• **Problem to work on**:
Restate the material word for word and leave out anything that is a picture.

Records from a data source
────────────────────────────────────────
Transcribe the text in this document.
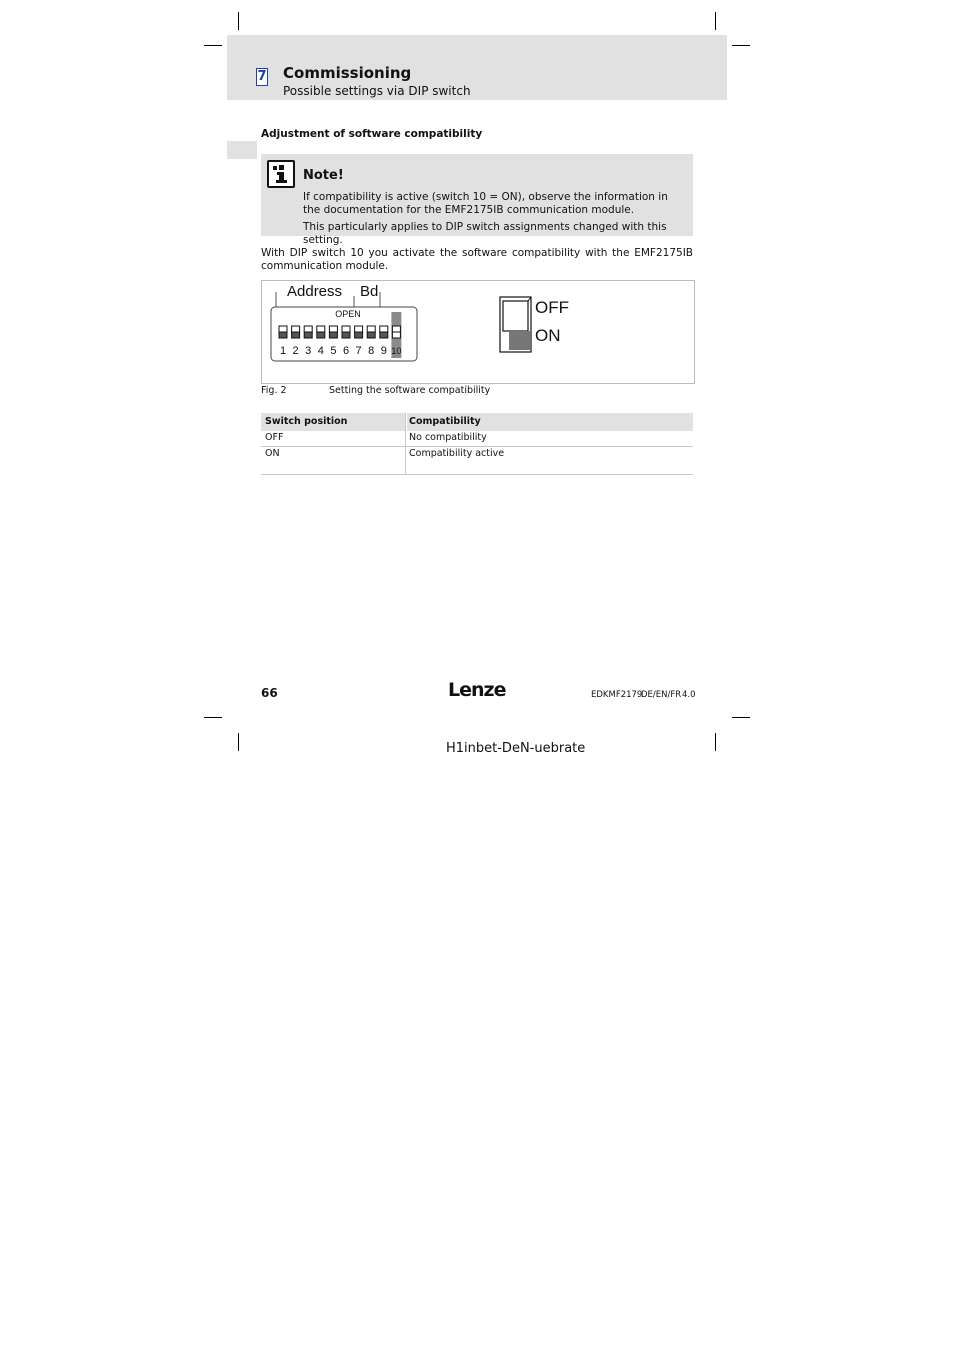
7 Commissioning
Possible settings via DIP switch
Adjustment of software compatibility
Note!
If compatibility is active (switch 10 = ON), observe the information in the documentation for the EMF2175IB communication module.
This particularly applies to DIP switch assignments changed with this setting.
With DIP switch 10 you activate the software compatibility with the EMF2175IB communication module.
Address Bd
OPEN
1 2 3 4 5 6 7 8 9 10
OFF
ON
Fig. 2	Setting the software compatibility
Switch position	Compatibility
OFF	No compatibility
ON	Compatibility active
66	Lenze	EDKMF2179
DE/EN/FR 4.0
H1inbet-DeN-uebrate
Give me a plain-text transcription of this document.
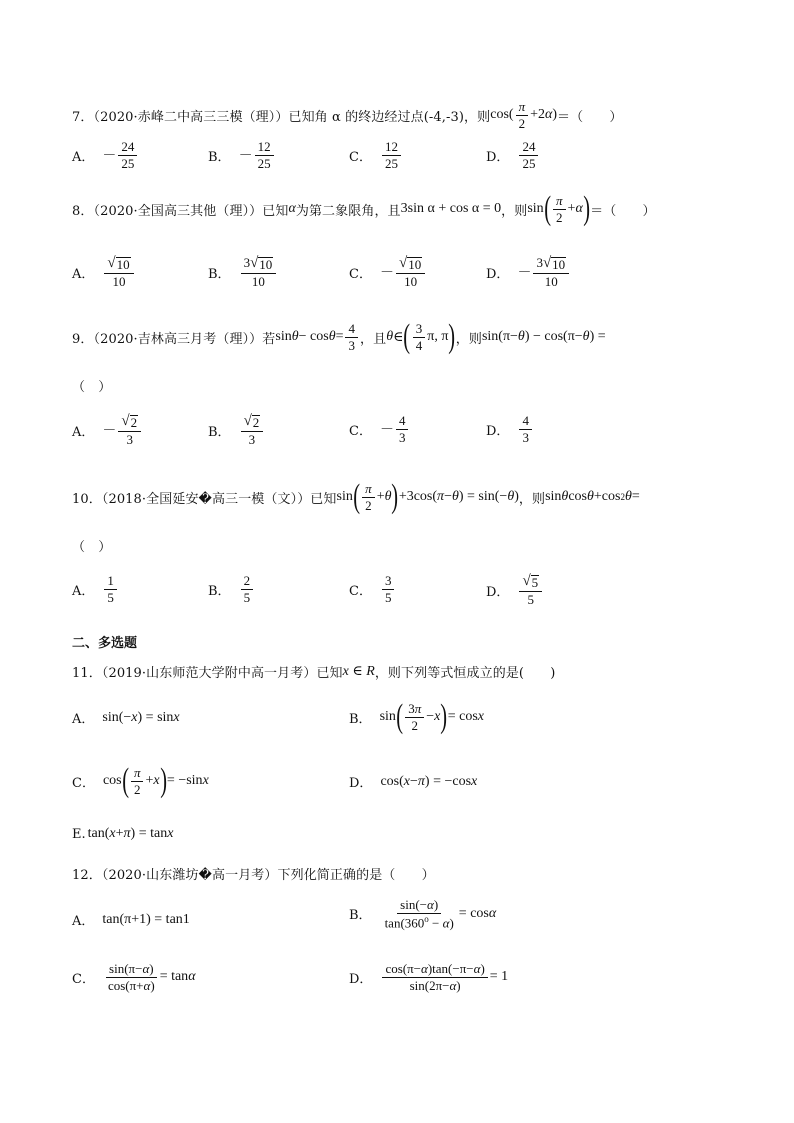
7．（2020·赤峰二中高三三模（理））已知角 α 的终边经过点(-4,-3)，则 $\cos( \frac{\pi}{2} +2$ α ) ＝（　　）
A． － $\frac{24}{25}$	B． － $\frac{12}{25}$	C． $\frac{12}{25}$	D． $\frac{24}{25}$
8．（2020·全国高三其他（理））已知 α 为第二象限角，且 3sin α + cos α = 0 ，则 sin ( $\frac{\pi}{2} + \alpha$ ) ＝（　　）
A． $\frac{√ 10}{10}$	B． $\frac{3 √ 10}{10}$	C． － $\frac{√ 10}{10}$	D． － $\frac{3 √ 10}{10}$
9．（2020·吉林高三月考（理））若 $\sin \theta - \cos \theta = \frac{4}{3}$ ，且 θ ∈ ( $\frac{3}{4} \pi$, π ) ，则 sin(π− θ ) − cos(π− θ ) =
（　）
A． － $\frac{√ 2}{3}$	B． $\frac{√ 2}{3}$	C． － $\frac{4}{3}$	D． $\frac{4}{3}$
10．（2018·全国延安�高三一模（文））已知 sin ( $\frac{\pi}{2} + \theta$ ) +3cos( π − θ ) = sin(− θ ) ，则 sin θ cos θ +cos 2 θ =
（　）
A． $\frac{1}{5}$	B． $\frac{2}{5}$	C． $\frac{3}{5}$	D． $\frac{√ 5}{5}$
二、多选题
11．（2019·山东师范大学附中高一月考）已知 x ∈ R ，则下列等式恒成立的是(　　)
A． sin(− x ) = sin x	B． sin ( $\frac{3\pi}{2} - x$ ) = cos x
C． cos ( $\frac{\pi}{2} + x$ ) = −sin x	D． cos( x − π ) = −cos x
E. tan( x + π ) = tan x
12．（2020·山东潍坊�高一月考）下列化简正确的是（　　）
A． tan(π+1) = tan1	B． $\frac{\sin(-\alpha)}{\tan(360^o - \alpha)} = \cos \alpha$
C． $\frac{\sin(\pi-\alpha)}{\cos(\pi+\alpha)} = \tan \alpha$	D． $\frac{\cos(\pi-\alpha)\tan(-\pi-\alpha)}{\sin(2\pi-\alpha)} = 1$
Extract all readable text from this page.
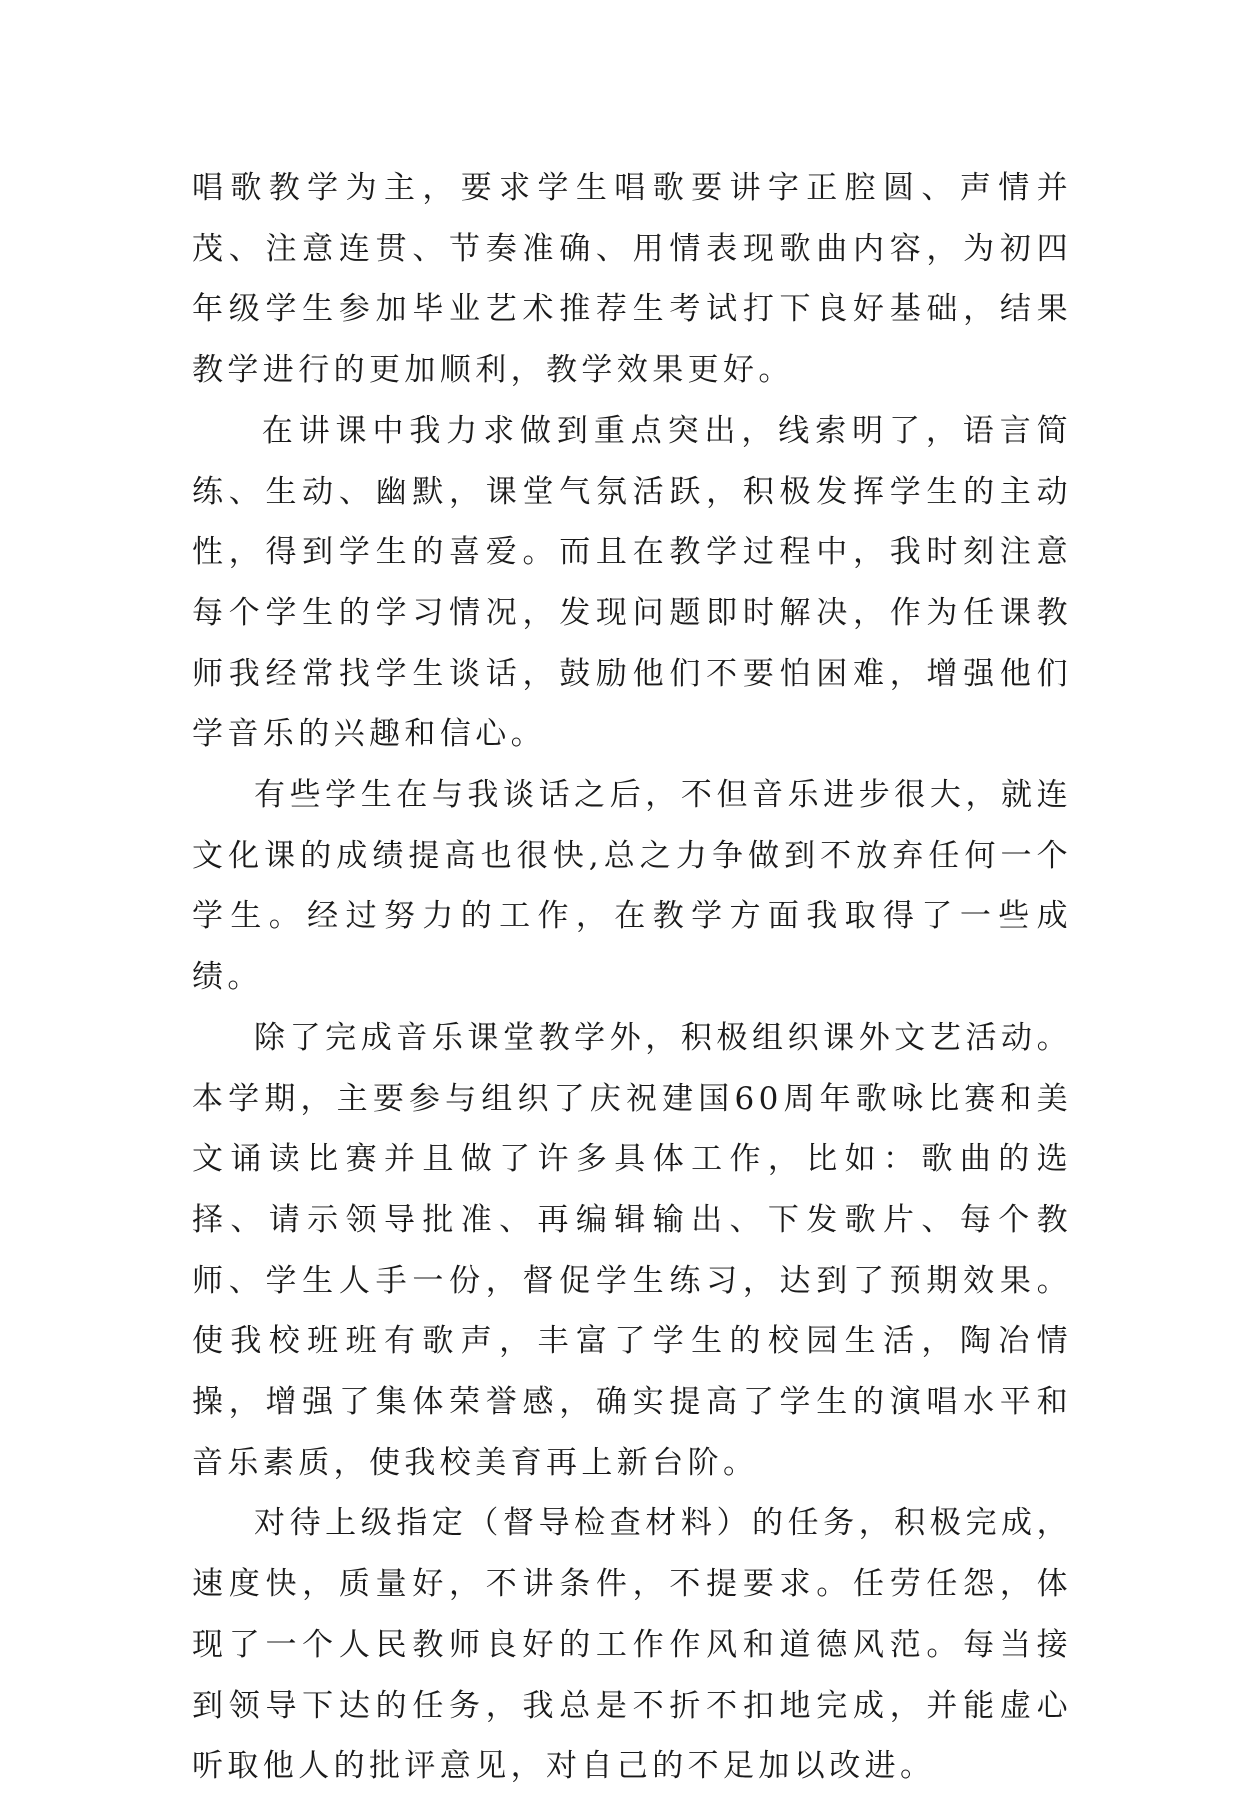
唱歌教学为主，要求学生唱歌要讲字正腔圆、声情并茂、注意连贯、节奏准确、用情表现歌曲内容，为初四年级学生参加毕业艺术推荐生考试打下良好基础，结果教学进行的更加顺利，教学效果更好。

在讲课中我力求做到重点突出，线索明了，语言简练、生动、幽默，课堂气氛活跃，积极发挥学生的主动性，得到学生的喜爱。而且在教学过程中，我时刻注意每个学生的学习情况，发现问题即时解决，作为任课教师我经常找学生谈话，鼓励他们不要怕困难，增强他们学音乐的兴趣和信心。

有些学生在与我谈话之后，不但音乐进步很大，就连文化课的成绩提高也很快,总之力争做到不放弃任何一个学生。经过努力的工作，在教学方面我取得了一些成绩。

除了完成音乐课堂教学外，积极组织课外文艺活动。本学期，主要参与组织了庆祝建国60周年歌咏比赛和美文诵读比赛并且做了许多具体工作，比如：歌曲的选择、请示领导批准、再编辑输出、下发歌片、每个教师、学生人手一份，督促学生练习，达到了预期效果。使我校班班有歌声，丰富了学生的校园生活，陶冶情操，增强了集体荣誉感，确实提高了学生的演唱水平和音乐素质，使我校美育再上新台阶。

对待上级指定（督导检查材料）的任务，积极完成，速度快，质量好，不讲条件，不提要求。任劳任怨，体现了一个人民教师良好的工作作风和道德风范。每当接到领导下达的任务，我总是不折不扣地完成，并能虚心听取他人的批评意见，对自己的不足加以改进。
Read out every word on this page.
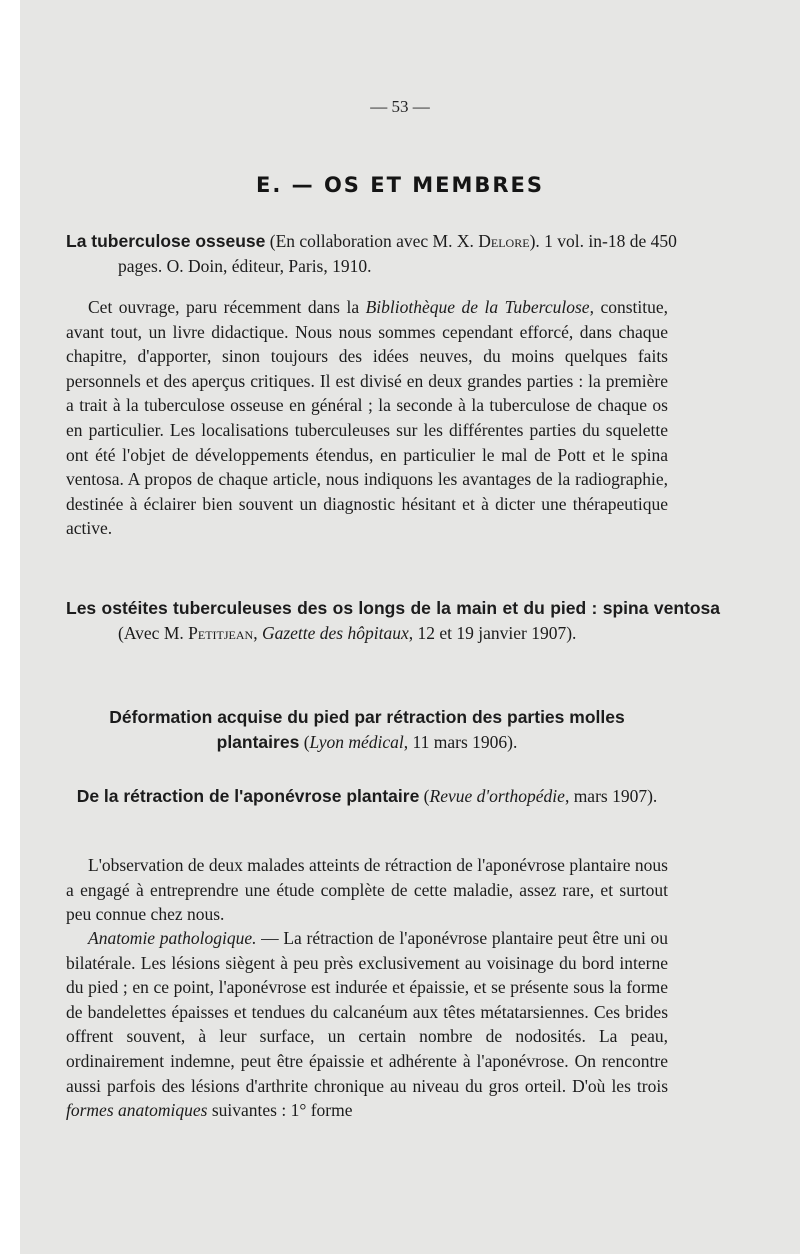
— 53 —
E. — OS ET MEMBRES
La tuberculose osseuse (En collaboration avec M. X. Delore). 1 vol. in-18 de 450 pages. O. Doin, éditeur, Paris, 1910.

Cet ouvrage, paru récemment dans la Bibliothèque de la Tuberculose, constitue, avant tout, un livre didactique. Nous nous sommes cependant efforcé, dans chaque chapitre, d'apporter, sinon toujours des idées neuves, du moins quelques faits personnels et des aperçus critiques. Il est divisé en deux grandes parties : la première a trait à la tuberculose osseuse en général ; la seconde à la tuberculose de chaque os en particulier. Les localisations tuberculeuses sur les différentes parties du squelette ont été l'objet de développements étendus, en particulier le mal de Pott et le spina ventosa. A propos de chaque article, nous indiquons les avantages de la radiographie, destinée à éclairer bien souvent un diagnostic hésitant et à dicter une thérapeutique active.

Les ostéites tuberculeuses des os longs de la main et du pied : spina ventosa (Avec M. Petitjean, Gazette des hôpitaux, 12 et 19 janvier 1907).
Déformation acquise du pied par rétraction des parties molles plantaires (Lyon médical, 11 mars 1906).
De la rétraction de l'aponévrose plantaire (Revue d'orthopédie, mars 1907).

L'observation de deux malades atteints de rétraction de l'aponévrose plantaire nous a engagé à entreprendre une étude complète de cette maladie, assez rare, et surtout peu connue chez nous.

Anatomie pathologique. — La rétraction de l'aponévrose plantaire peut être uni ou bilatérale. Les lésions siègent à peu près exclusivement au voisinage du bord interne du pied ; en ce point, l'aponévrose est indurée et épaissie, et se présente sous la forme de bandelettes épaisses et tendues du calcanéum aux têtes métatarsiennes. Ces brides offrent souvent, à leur surface, un certain nombre de nodosités. La peau, ordinairement indemne, peut être épaissie et adhérente à l'aponévrose. On rencontre aussi parfois des lésions d'arthrite chronique au niveau du gros orteil. D'où les trois formes anatomiques suivantes : 1° forme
────────────────────────────────────────
• **Reply**:
Transcribe the text in this document.
7 Commissioning
Possible settings via DIP switch
Adjustment of software compatibility
Note!
If compatibility is active (switch 10 = ON), observe the information in the documentation for the EMF2175IB communication module.
This particularly applies to DIP switch assignments changed with this setting.
With DIP switch 10 you activate the software compatibility with the EMF2175IB communication module.
Address Bd
OPEN
1 2 3 4 5 6 7 8 9 10
OFF
ON
Fig. 2	Setting the software compatibility
Switch position	Compatibility
OFF	No compatibility
ON	Compatibility active
66	Lenze	EDKMF2179
DE/EN/FR 4.0
H1inbet-DeN-uebrate
Give me a plain-text transcription of this document.
7．（2020·赤峰二中高三三模（理））已知角 α 的终边经过点(-4,-3)，则 $\cos( \frac{\pi}{2} +2$ α ) ＝（　　）
A． － $\frac{24}{25}$	B． － $\frac{12}{25}$	C． $\frac{12}{25}$	D． $\frac{24}{25}$
8．（2020·全国高三其他（理））已知 α 为第二象限角，且 3sin α + cos α = 0 ，则 sin ( $\frac{\pi}{2} + \alpha$ ) ＝（　　）
A． $\frac{√ 10}{10}$	B． $\frac{3 √ 10}{10}$	C． － $\frac{√ 10}{10}$	D． － $\frac{3 √ 10}{10}$
9．（2020·吉林高三月考（理））若 $\sin \theta - \cos \theta = \frac{4}{3}$ ，且 θ ∈ ( $\frac{3}{4} \pi$, π ) ，则 sin(π− θ ) − cos(π− θ ) =
（　）
A． － $\frac{√ 2}{3}$	B． $\frac{√ 2}{3}$	C． － $\frac{4}{3}$	D． $\frac{4}{3}$
10．（2018·全国延安�高三一模（文））已知 sin ( $\frac{\pi}{2} + \theta$ ) +3cos( π − θ ) = sin(− θ ) ，则 sin θ cos θ +cos 2 θ =
（　）
A． $\frac{1}{5}$	B． $\frac{2}{5}$	C． $\frac{3}{5}$	D． $\frac{√ 5}{5}$
二、多选题
11．（2019·山东师范大学附中高一月考）已知 x ∈ R ，则下列等式恒成立的是(　　)
A． sin(− x ) = sin x	B． sin ( $\frac{3\pi}{2} - x$ ) = cos x
C． cos ( $\frac{\pi}{2} + x$ ) = −sin x	D． cos( x − π ) = −cos x
E. tan( x + π ) = tan x
12．（2020·山东潍坊�高一月考）下列化简正确的是（　　）
A． tan(π+1) = tan1	B． $\frac{\sin(-\alpha)}{\tan(360^o - \alpha)} = \cos \alpha$
C． $\frac{\sin(\pi-\alpha)}{\cos(\pi+\alpha)} = \tan \alpha$	D． $\frac{\cos(\pi-\alpha)\tan(-\pi-\alpha)}{\sin(2\pi-\alpha)} = 1$
Extract all readable text from this page.
唱歌教学为主，要求学生唱歌要讲字正腔圆、声情并茂、注意连贯、节奏准确、用情表现歌曲内容，为初四年级学生参加毕业艺术推荐生考试打下良好基础，结果教学进行的更加顺利，教学效果更好。

在讲课中我力求做到重点突出，线索明了，语言简练、生动、幽默，课堂气氛活跃，积极发挥学生的主动性，得到学生的喜爱。而且在教学过程中，我时刻注意每个学生的学习情况，发现问题即时解决，作为任课教师我经常找学生谈话，鼓励他们不要怕困难，增强他们学音乐的兴趣和信心。

有些学生在与我谈话之后，不但音乐进步很大，就连文化课的成绩提高也很快,总之力争做到不放弃任何一个学生。经过努力的工作，在教学方面我取得了一些成绩。

除了完成音乐课堂教学外，积极组织课外文艺活动。本学期，主要参与组织了庆祝建国60周年歌咏比赛和美文诵读比赛并且做了许多具体工作，比如：歌曲的选择、请示领导批准、再编辑输出、下发歌片、每个教师、学生人手一份，督促学生练习，达到了预期效果。使我校班班有歌声，丰富了学生的校园生活，陶冶情操，增强了集体荣誉感，确实提高了学生的演唱水平和音乐素质，使我校美育再上新台阶。

对待上级指定（督导检查材料）的任务，积极完成，速度快，质量好，不讲条件，不提要求。任劳任怨，体现了一个人民教师良好的工作作风和道德风范。每当接到领导下达的任务，我总是不折不扣地完成，并能虚心听取他人的批评意见，对自己的不足加以改进。
Read out every word on this page.
— 53 —
E. — OS ET MEMBRES
La tuberculose osseuse (En collaboration avec M. X. Delore). 1 vol. in-18 de 450 pages. O. Doin, éditeur, Paris, 1910.

Cet ouvrage, paru récemment dans la Bibliothèque de la Tuberculose, constitue, avant tout, un livre didactique. Nous nous sommes cependant efforcé, dans chaque chapitre, d'apporter, sinon toujours des idées neuves, du moins quelques faits personnels et des aperçus critiques. Il est divisé en deux grandes parties : la première a trait à la tuberculose osseuse en général ; la seconde à la tuberculose de chaque os en particulier. Les localisations tuberculeuses sur les différentes parties du squelette ont été l'objet de développements étendus, en particulier le mal de Pott et le spina ventosa. A propos de chaque article, nous indiquons les avantages de la radiographie, destinée à éclairer bien souvent un diagnostic hésitant et à dicter une thérapeutique active.

Les ostéites tuberculeuses des os longs de la main et du pied : spina ventosa (Avec M. Petitjean, Gazette des hôpitaux, 12 et 19 janvier 1907).
Déformation acquise du pied par rétraction des parties molles plantaires (Lyon médical, 11 mars 1906).
De la rétraction de l'aponévrose plantaire (Revue d'orthopédie, mars 1907).

L'observation de deux malades atteints de rétraction de l'aponévrose plantaire nous a engagé à entreprendre une étude complète de cette maladie, assez rare, et surtout peu connue chez nous.

Anatomie pathologique. — La rétraction de l'aponévrose plantaire peut être uni ou bilatérale. Les lésions siègent à peu près exclusivement au voisinage du bord interne du pied ; en ce point, l'aponévrose est indurée et épaissie, et se présente sous la forme de bandelettes épaisses et tendues du calcanéum aux têtes métatarsiennes. Ces brides offrent souvent, à leur surface, un certain nombre de nodosités. La peau, ordinairement indemne, peut être épaissie et adhérente à l'aponévrose. On rencontre aussi parfois des lésions d'arthrite chronique au niveau du gros orteil. D'où les trois formes anatomiques suivantes : 1° forme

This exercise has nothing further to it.